— MATERIAL —
———

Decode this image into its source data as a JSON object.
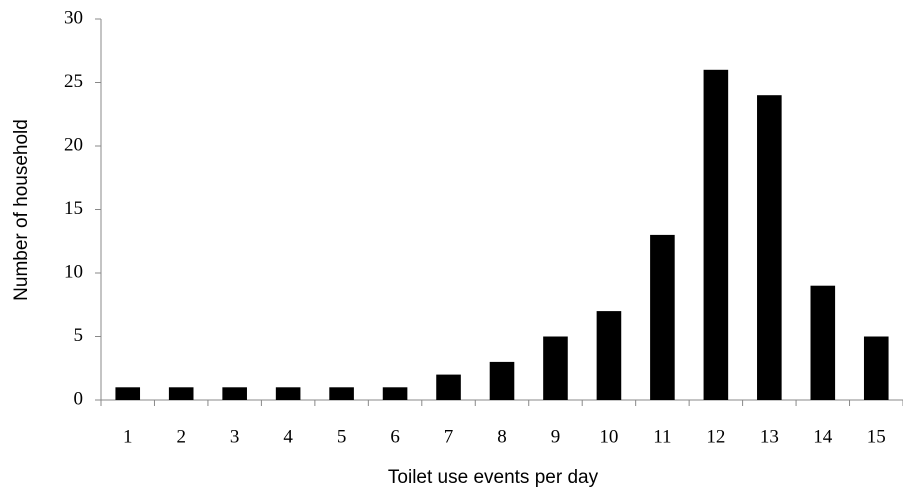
{
  "chart_data": {
    "type": "bar",
    "x_label": "Toilet use events per day",
    "y_label": "Number of household",
    "categories": [
      "1",
      "2",
      "3",
      "4",
      "5",
      "6",
      "7",
      "8",
      "9",
      "10",
      "11",
      "12",
      "13",
      "14",
      "15"
    ],
    "values": [
      1,
      1,
      1,
      1,
      1,
      1,
      2,
      3,
      5,
      7,
      13,
      26,
      24,
      9,
      5
    ],
    "color": "#000000",
    "ylim": [
      0,
      30
    ],
    "yticks": [
      0,
      5,
      10,
      15,
      20,
      25,
      30
    ],
    "grid": false
  }
}
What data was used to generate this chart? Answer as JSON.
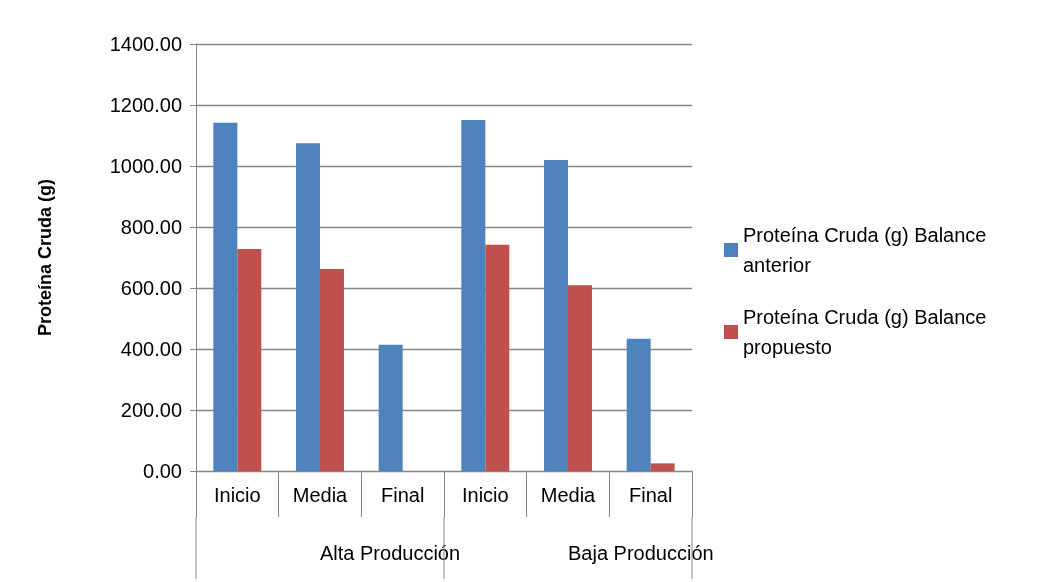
{
  "chart_data": {
    "type": "bar",
    "ylabel": "Proteína Cruda (g)",
    "categories": [
      "Inicio",
      "Media",
      "Final",
      "Inicio",
      "Media",
      "Final"
    ],
    "series": [
      {
        "name": "Proteína Cruda (g) Balance anterior",
        "color": "#4f81bd",
        "values": [
          1142,
          1075,
          414,
          1151,
          1020,
          434
        ]
      },
      {
        "name": "Proteína Cruda (g) Balance propuesto",
        "color": "#c0504d",
        "values": [
          728,
          662,
          0,
          742,
          609,
          25
        ]
      }
    ],
    "ylim": [
      0,
      1400
    ],
    "yticks": [
      {
        "value": 0,
        "label": "0.00"
      },
      {
        "value": 200,
        "label": "200.00"
      },
      {
        "value": 400,
        "label": "400.00"
      },
      {
        "value": 600,
        "label": "600.00"
      },
      {
        "value": 800,
        "label": "800.00"
      },
      {
        "value": 1000,
        "label": "1000.00"
      },
      {
        "value": 1200,
        "label": "1200.00"
      },
      {
        "value": 1400,
        "label": "1400.00"
      }
    ],
    "annotations": [
      "Alta Producción",
      "Baja Producción"
    ],
    "grid": "y",
    "legend": "right"
  }
}
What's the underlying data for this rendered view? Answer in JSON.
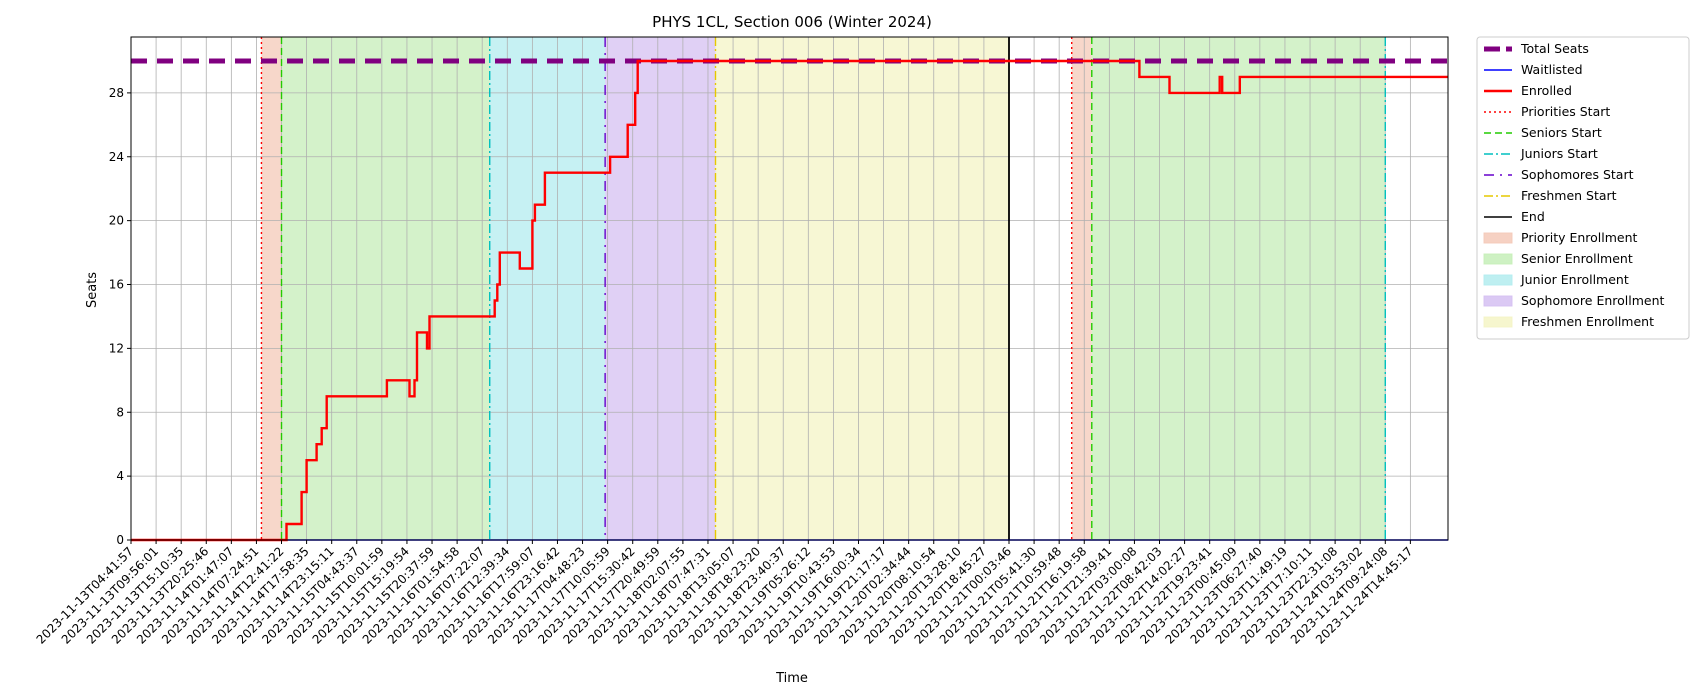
{
  "chart_data": {
    "type": "line",
    "title": "PHYS 1CL, Section 006 (Winter 2024)",
    "xlabel": "Time",
    "ylabel": "Seats",
    "ylim": [
      0,
      31.5
    ],
    "yticks": [
      0,
      4,
      8,
      12,
      16,
      20,
      24,
      28
    ],
    "grid": true,
    "legend_position": "outside-right",
    "x_categories": [
      "2023-11-13T04:41:57",
      "2023-11-13T09:56:01",
      "2023-11-13T15:10:35",
      "2023-11-13T20:25:46",
      "2023-11-14T01:47:07",
      "2023-11-14T07:24:51",
      "2023-11-14T12:41:22",
      "2023-11-14T17:58:35",
      "2023-11-14T23:15:11",
      "2023-11-15T04:43:37",
      "2023-11-15T10:01:59",
      "2023-11-15T15:19:54",
      "2023-11-15T20:37:59",
      "2023-11-16T01:54:58",
      "2023-11-16T07:22:07",
      "2023-11-16T12:39:34",
      "2023-11-16T17:59:07",
      "2023-11-16T23:16:42",
      "2023-11-17T04:48:23",
      "2023-11-17T10:05:59",
      "2023-11-17T15:30:42",
      "2023-11-17T20:49:59",
      "2023-11-18T02:07:55",
      "2023-11-18T07:47:31",
      "2023-11-18T13:05:07",
      "2023-11-18T18:23:20",
      "2023-11-18T23:40:37",
      "2023-11-19T05:26:12",
      "2023-11-19T10:43:53",
      "2023-11-19T16:00:34",
      "2023-11-19T21:17:17",
      "2023-11-20T02:34:44",
      "2023-11-20T08:10:54",
      "2023-11-20T13:28:10",
      "2023-11-20T18:45:27",
      "2023-11-21T00:03:46",
      "2023-11-21T05:41:30",
      "2023-11-21T10:59:48",
      "2023-11-21T16:19:58",
      "2023-11-21T21:39:41",
      "2023-11-22T03:00:08",
      "2023-11-22T08:42:03",
      "2023-11-22T14:02:27",
      "2023-11-22T19:23:41",
      "2023-11-23T00:45:09",
      "2023-11-23T06:27:40",
      "2023-11-23T11:49:19",
      "2023-11-23T17:10:11",
      "2023-11-23T22:31:08",
      "2023-11-24T03:53:02",
      "2023-11-24T09:24:08",
      "2023-11-24T14:45:17"
    ],
    "x_range": [
      0,
      52.5
    ],
    "series": [
      {
        "name": "Total Seats",
        "style": "thick-dashed",
        "color": "#800080",
        "x": [
          0,
          52.5
        ],
        "y": [
          30,
          30
        ]
      },
      {
        "name": "Waitlisted",
        "style": "solid",
        "color": "#0000ff",
        "x": [
          0,
          52.5
        ],
        "y": [
          0,
          0
        ]
      },
      {
        "name": "Enrolled",
        "style": "solid",
        "color": "#ff0000",
        "x": [
          0,
          6.2,
          6.2,
          6.8,
          6.8,
          7.0,
          7.0,
          7.4,
          7.4,
          7.6,
          7.6,
          7.8,
          7.8,
          10.2,
          10.2,
          11.1,
          11.1,
          11.3,
          11.3,
          11.4,
          11.4,
          11.8,
          11.8,
          11.9,
          11.9,
          12.1,
          12.1,
          12.2,
          12.2,
          14.5,
          14.5,
          14.6,
          14.6,
          14.7,
          14.7,
          15.5,
          15.5,
          15.6,
          15.6,
          16.0,
          16.0,
          16.1,
          16.1,
          16.5,
          16.5,
          16.6,
          16.6,
          16.7,
          16.7,
          19.1,
          19.1,
          19.8,
          19.8,
          20.1,
          20.1,
          20.2,
          20.2,
          40.2,
          40.2,
          41.4,
          41.4,
          43.4,
          43.4,
          43.5,
          43.5,
          44.2,
          44.2,
          52.5
        ],
        "y": [
          0,
          0,
          1,
          1,
          3,
          3,
          5,
          5,
          6,
          6,
          7,
          7,
          9,
          9,
          10,
          10,
          9,
          9,
          10,
          10,
          13,
          13,
          12,
          12,
          14,
          14,
          14,
          14,
          14,
          14,
          15,
          15,
          16,
          16,
          18,
          18,
          17,
          17,
          17,
          17,
          20,
          20,
          21,
          21,
          23,
          23,
          23,
          23,
          23,
          23,
          24,
          24,
          26,
          26,
          28,
          28,
          30,
          30,
          29,
          29,
          28,
          28,
          29,
          29,
          28,
          28,
          29,
          29
        ],
        "note_unused": ""
      }
    ],
    "vertical_lines": [
      {
        "name": "Priorities Start",
        "color": "#ff0000",
        "style": "dotted",
        "x": [
          5.2,
          37.5
        ]
      },
      {
        "name": "Seniors Start",
        "color": "#22cc00",
        "style": "dashed",
        "x": [
          6.0,
          38.3
        ]
      },
      {
        "name": "Juniors Start",
        "color": "#00bfbf",
        "style": "dashdot",
        "x": [
          14.3,
          50.0
        ]
      },
      {
        "name": "Sophomores Start",
        "color": "#6600cc",
        "style": "loose-dashdot",
        "x": [
          18.9
        ]
      },
      {
        "name": "Freshmen Start",
        "color": "#e6c800",
        "style": "dashdot",
        "x": [
          23.3
        ]
      },
      {
        "name": "End",
        "color": "#000000",
        "style": "solid",
        "x": [
          35.0
        ]
      }
    ],
    "shaded_regions": [
      {
        "name": "Priority Enrollment",
        "color": "#f4c9b8",
        "ranges": [
          [
            5.2,
            6.0
          ],
          [
            37.5,
            38.3
          ]
        ]
      },
      {
        "name": "Senior Enrollment",
        "color": "#c6eeb8",
        "ranges": [
          [
            6.0,
            14.3
          ],
          [
            38.3,
            50.0
          ]
        ]
      },
      {
        "name": "Junior Enrollment",
        "color": "#b3ecef",
        "ranges": [
          [
            14.3,
            18.9
          ]
        ]
      },
      {
        "name": "Sophomore Enrollment",
        "color": "#d5c0f2",
        "ranges": [
          [
            18.9,
            23.3
          ]
        ]
      },
      {
        "name": "Freshmen Enrollment",
        "color": "#f4f4c6",
        "ranges": [
          [
            23.3,
            35.0
          ]
        ]
      }
    ],
    "legend": [
      {
        "label": "Total Seats",
        "kind": "line",
        "color": "#800080",
        "style": "thick-dashed"
      },
      {
        "label": "Waitlisted",
        "kind": "line",
        "color": "#0000ff",
        "style": "solid"
      },
      {
        "label": "Enrolled",
        "kind": "line",
        "color": "#ff0000",
        "style": "solid-thick"
      },
      {
        "label": "Priorities Start",
        "kind": "line",
        "color": "#ff0000",
        "style": "dotted"
      },
      {
        "label": "Seniors Start",
        "kind": "line",
        "color": "#22cc00",
        "style": "dashed"
      },
      {
        "label": "Juniors Start",
        "kind": "line",
        "color": "#00bfbf",
        "style": "dashdot"
      },
      {
        "label": "Sophomores Start",
        "kind": "line",
        "color": "#6600cc",
        "style": "loose-dashdot"
      },
      {
        "label": "Freshmen Start",
        "kind": "line",
        "color": "#e6c800",
        "style": "dashdot"
      },
      {
        "label": "End",
        "kind": "line",
        "color": "#000000",
        "style": "solid"
      },
      {
        "label": "Priority Enrollment",
        "kind": "patch",
        "color": "#f4c9b8"
      },
      {
        "label": "Senior Enrollment",
        "kind": "patch",
        "color": "#c6eeb8"
      },
      {
        "label": "Junior Enrollment",
        "kind": "patch",
        "color": "#b3ecef"
      },
      {
        "label": "Sophomore Enrollment",
        "kind": "patch",
        "color": "#d5c0f2"
      },
      {
        "label": "Freshmen Enrollment",
        "kind": "patch",
        "color": "#f4f4c6"
      }
    ]
  }
}
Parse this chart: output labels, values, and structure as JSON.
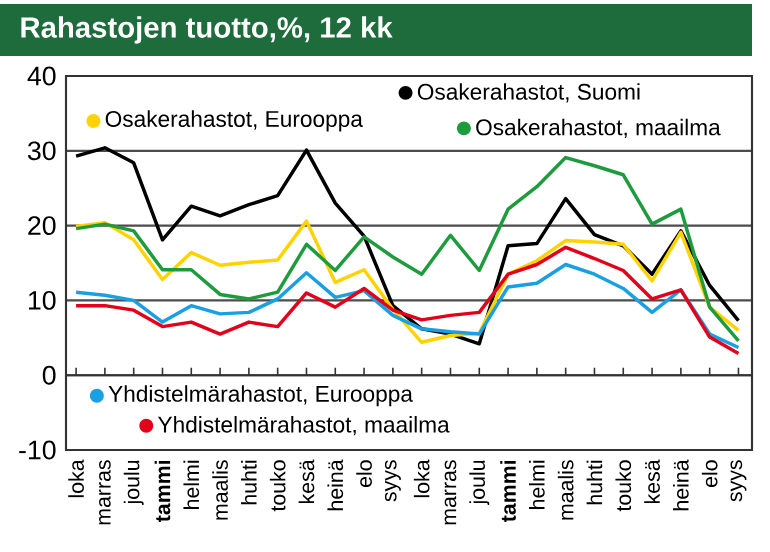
{
  "chart_data": {
    "type": "line",
    "title": "Rahastojen tuotto,%, 12 kk",
    "categories": [
      "loka",
      "marras",
      "joulu",
      "**tammi**",
      "helmi",
      "maalis",
      "huhti",
      "touko",
      "kesä",
      "heinä",
      "elo",
      "syys",
      "loka",
      "marras",
      "joulu",
      "**tammi**",
      "helmi",
      "maalis",
      "huhti",
      "touko",
      "kesä",
      "heinä",
      "elo",
      "syys"
    ],
    "series": [
      {
        "name": "Osakerahastot, Suomi",
        "color": "#000000",
        "values": [
          29.3,
          30.4,
          28.4,
          18.1,
          22.6,
          21.3,
          22.8,
          24.0,
          30.1,
          23.0,
          18.6,
          9.3,
          6.2,
          5.5,
          4.2,
          17.3,
          17.6,
          23.6,
          18.8,
          17.3,
          13.5,
          19.3,
          12.0,
          7.3
        ]
      },
      {
        "name": "Osakerahastot, Eurooppa",
        "color": "#ffd200",
        "values": [
          19.9,
          20.4,
          18.1,
          12.8,
          16.4,
          14.7,
          15.1,
          15.4,
          20.6,
          12.4,
          14.1,
          8.8,
          4.4,
          5.3,
          5.6,
          13.5,
          15.3,
          18.0,
          17.8,
          17.5,
          12.6,
          19.1,
          9.1,
          6.0
        ]
      },
      {
        "name": "Osakerahastot, maailma",
        "color": "#1e9b3c",
        "values": [
          19.6,
          20.2,
          19.3,
          14.1,
          14.1,
          10.8,
          10.2,
          11.1,
          17.5,
          14.0,
          18.5,
          15.8,
          13.5,
          18.7,
          14.0,
          22.2,
          25.2,
          29.1,
          28.0,
          26.8,
          20.2,
          22.2,
          9.1,
          4.6
        ]
      },
      {
        "name": "Yhdistelmärahastot, Eurooppa",
        "color": "#1a9fe0",
        "values": [
          11.1,
          10.7,
          10.0,
          7.1,
          9.3,
          8.2,
          8.4,
          10.2,
          13.7,
          10.4,
          11.3,
          8.0,
          6.2,
          5.8,
          5.5,
          11.8,
          12.3,
          14.8,
          13.5,
          11.6,
          8.4,
          11.4,
          5.5,
          3.7
        ]
      },
      {
        "name": "Yhdistelmärahastot, maailma",
        "color": "#e2001a",
        "values": [
          9.3,
          9.3,
          8.7,
          6.5,
          7.1,
          5.5,
          7.1,
          6.5,
          11.0,
          9.1,
          11.6,
          8.7,
          7.4,
          8.0,
          8.4,
          13.5,
          14.8,
          17.1,
          15.6,
          14.0,
          10.2,
          11.4,
          5.1,
          2.9
        ]
      }
    ],
    "ylim": [
      -10,
      40
    ],
    "yticks": [
      -10,
      0,
      10,
      20,
      30,
      40
    ],
    "grid": "y",
    "legend": "top",
    "marker": "none",
    "line_style": "solid"
  }
}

———

Select every line in the records above that contains the word "Balance".

— CORRECT OUTPUT —
        "name": "Proteína Cruda (g) Balance anterior",
        "name": "Proteína Cruda (g) Balance propuesto",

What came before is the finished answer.